Copy the records below exactly as they appear.

===== DATA FOR THIS EXERCISE =====

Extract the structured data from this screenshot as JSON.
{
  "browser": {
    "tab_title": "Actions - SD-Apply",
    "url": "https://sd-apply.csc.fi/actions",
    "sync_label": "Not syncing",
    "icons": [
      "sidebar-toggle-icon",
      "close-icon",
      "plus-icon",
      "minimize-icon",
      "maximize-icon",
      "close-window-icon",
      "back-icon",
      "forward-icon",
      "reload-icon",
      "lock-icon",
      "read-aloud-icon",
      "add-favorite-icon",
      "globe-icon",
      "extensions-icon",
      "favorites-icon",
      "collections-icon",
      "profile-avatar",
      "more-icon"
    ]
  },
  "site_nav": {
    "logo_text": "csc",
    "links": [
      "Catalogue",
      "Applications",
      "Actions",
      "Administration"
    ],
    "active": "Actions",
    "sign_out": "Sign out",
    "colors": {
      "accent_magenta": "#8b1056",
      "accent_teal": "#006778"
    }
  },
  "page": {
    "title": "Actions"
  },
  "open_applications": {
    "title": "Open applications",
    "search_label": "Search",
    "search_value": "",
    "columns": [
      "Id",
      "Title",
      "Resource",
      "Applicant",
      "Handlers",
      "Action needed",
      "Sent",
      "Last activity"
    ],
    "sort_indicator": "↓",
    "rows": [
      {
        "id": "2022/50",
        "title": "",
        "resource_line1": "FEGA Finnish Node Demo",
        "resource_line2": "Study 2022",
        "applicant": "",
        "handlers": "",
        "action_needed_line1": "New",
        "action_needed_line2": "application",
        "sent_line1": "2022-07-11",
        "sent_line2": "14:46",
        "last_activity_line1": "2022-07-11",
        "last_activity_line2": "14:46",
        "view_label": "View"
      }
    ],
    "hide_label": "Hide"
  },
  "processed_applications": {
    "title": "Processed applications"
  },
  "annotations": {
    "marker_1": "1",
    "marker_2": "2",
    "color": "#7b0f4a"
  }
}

=====

EXERCISE SOLUTION »
Extract the structured data from this screenshot as JSON.
{
  "browser": {
    "tab_title": "Actions - SD-Apply",
    "url": "https://sd-apply.csc.fi/actions",
    "sync_label": "Not syncing",
    "icons": [
      "sidebar-toggle-icon",
      "close-icon",
      "plus-icon",
      "minimize-icon",
      "maximize-icon",
      "close-window-icon",
      "back-icon",
      "forward-icon",
      "reload-icon",
      "lock-icon",
      "read-aloud-icon",
      "add-favorite-icon",
      "globe-icon",
      "extensions-icon",
      "favorites-icon",
      "collections-icon",
      "profile-avatar",
      "more-icon"
    ]
  },
  "site_nav": {
    "logo_text": "csc",
    "links": [
      "Catalogue",
      "Applications",
      "Actions",
      "Administration"
    ],
    "active": "Actions",
    "sign_out": "Sign out",
    "colors": {
      "accent_magenta": "#8b1056",
      "accent_teal": "#006778"
    }
  },
  "page": {
    "title": "Actions"
  },
  "open_applications": {
    "title": "Open applications",
    "search_label": "Search",
    "search_value": "",
    "columns": [
      "Id",
      "Title",
      "Resource",
      "Applicant",
      "Handlers",
      "Action needed",
      "Sent",
      "Last activity"
    ],
    "sort_indicator": "↓",
    "rows": [
      {
        "id": "2022/50",
        "title": "",
        "resource_line1": "FEGA Finnish Node Demo",
        "resource_line2": "Study 2022",
        "applicant": "",
        "handlers": "",
        "action_needed_line1": "New",
        "action_needed_line2": "application",
        "sent_line1": "2022-07-11",
        "sent_line2": "14:46",
        "last_activity_line1": "2022-07-11",
        "last_activity_line2": "14:46",
        "view_label": "View"
      }
    ],
    "hide_label": "Hide"
  },
  "processed_applications": {
    "title": "Processed applications"
  },
  "annotations": {
    "marker_1": "1",
    "marker_2": "2",
    "color": "#7b0f4a"
  }
}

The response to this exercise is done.